▶ **TO BE DONE**
Restate word for word the lines from the one containing "Parse this screenshot: output" through the end of the listing below, with both ends included.

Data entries

--- --- ---

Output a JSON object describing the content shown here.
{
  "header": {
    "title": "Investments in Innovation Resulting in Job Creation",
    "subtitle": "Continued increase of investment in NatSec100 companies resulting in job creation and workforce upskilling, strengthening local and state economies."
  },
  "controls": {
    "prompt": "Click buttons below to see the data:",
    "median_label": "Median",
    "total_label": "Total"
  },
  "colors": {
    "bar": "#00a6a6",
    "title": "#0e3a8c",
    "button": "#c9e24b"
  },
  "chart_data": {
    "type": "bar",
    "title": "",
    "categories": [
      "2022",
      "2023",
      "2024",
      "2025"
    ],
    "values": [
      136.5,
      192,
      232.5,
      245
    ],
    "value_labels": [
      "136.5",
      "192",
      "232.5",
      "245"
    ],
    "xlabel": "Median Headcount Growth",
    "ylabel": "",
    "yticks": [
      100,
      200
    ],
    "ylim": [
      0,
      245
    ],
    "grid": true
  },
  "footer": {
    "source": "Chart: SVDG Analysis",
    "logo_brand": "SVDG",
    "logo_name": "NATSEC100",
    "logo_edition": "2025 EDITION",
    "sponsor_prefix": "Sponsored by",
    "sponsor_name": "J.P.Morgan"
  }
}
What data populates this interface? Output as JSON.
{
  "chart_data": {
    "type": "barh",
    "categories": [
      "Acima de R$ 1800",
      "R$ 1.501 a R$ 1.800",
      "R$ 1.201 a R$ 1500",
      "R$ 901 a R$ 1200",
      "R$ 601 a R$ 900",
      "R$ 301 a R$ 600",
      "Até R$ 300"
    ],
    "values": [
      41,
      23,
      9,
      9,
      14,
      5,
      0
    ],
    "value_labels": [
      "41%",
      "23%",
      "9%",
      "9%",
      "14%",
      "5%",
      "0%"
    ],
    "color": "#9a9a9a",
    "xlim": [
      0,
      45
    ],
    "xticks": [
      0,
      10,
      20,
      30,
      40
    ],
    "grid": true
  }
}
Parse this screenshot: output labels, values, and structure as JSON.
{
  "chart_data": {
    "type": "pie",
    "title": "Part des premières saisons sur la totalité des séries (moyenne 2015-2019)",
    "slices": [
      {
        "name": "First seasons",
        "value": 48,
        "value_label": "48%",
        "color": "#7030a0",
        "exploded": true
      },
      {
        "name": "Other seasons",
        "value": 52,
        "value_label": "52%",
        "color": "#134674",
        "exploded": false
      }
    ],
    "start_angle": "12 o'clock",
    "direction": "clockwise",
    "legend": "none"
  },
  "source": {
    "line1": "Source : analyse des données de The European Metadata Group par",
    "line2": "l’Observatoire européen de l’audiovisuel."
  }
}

--- --- ---

▶ **PROBLEM SOLUTION**
Parse this screenshot: output labels, values, and structure as JSON.
{
  "chart_data": {
    "type": "pie",
    "title": "Part des premières saisons sur la totalité des séries (moyenne 2015-2019)",
    "slices": [
      {
        "name": "First seasons",
        "value": 48,
        "value_label": "48%",
        "color": "#7030a0",
        "exploded": true
      },
      {
        "name": "Other seasons",
        "value": 52,
        "value_label": "52%",
        "color": "#134674",
        "exploded": false
      }
    ],
    "start_angle": "12 o'clock",
    "direction": "clockwise",
    "legend": "none"
  },
  "source": {
    "line1": "Source : analyse des données de The European Metadata Group par",
    "line2": "l’Observatoire européen de l’audiovisuel."
  }
}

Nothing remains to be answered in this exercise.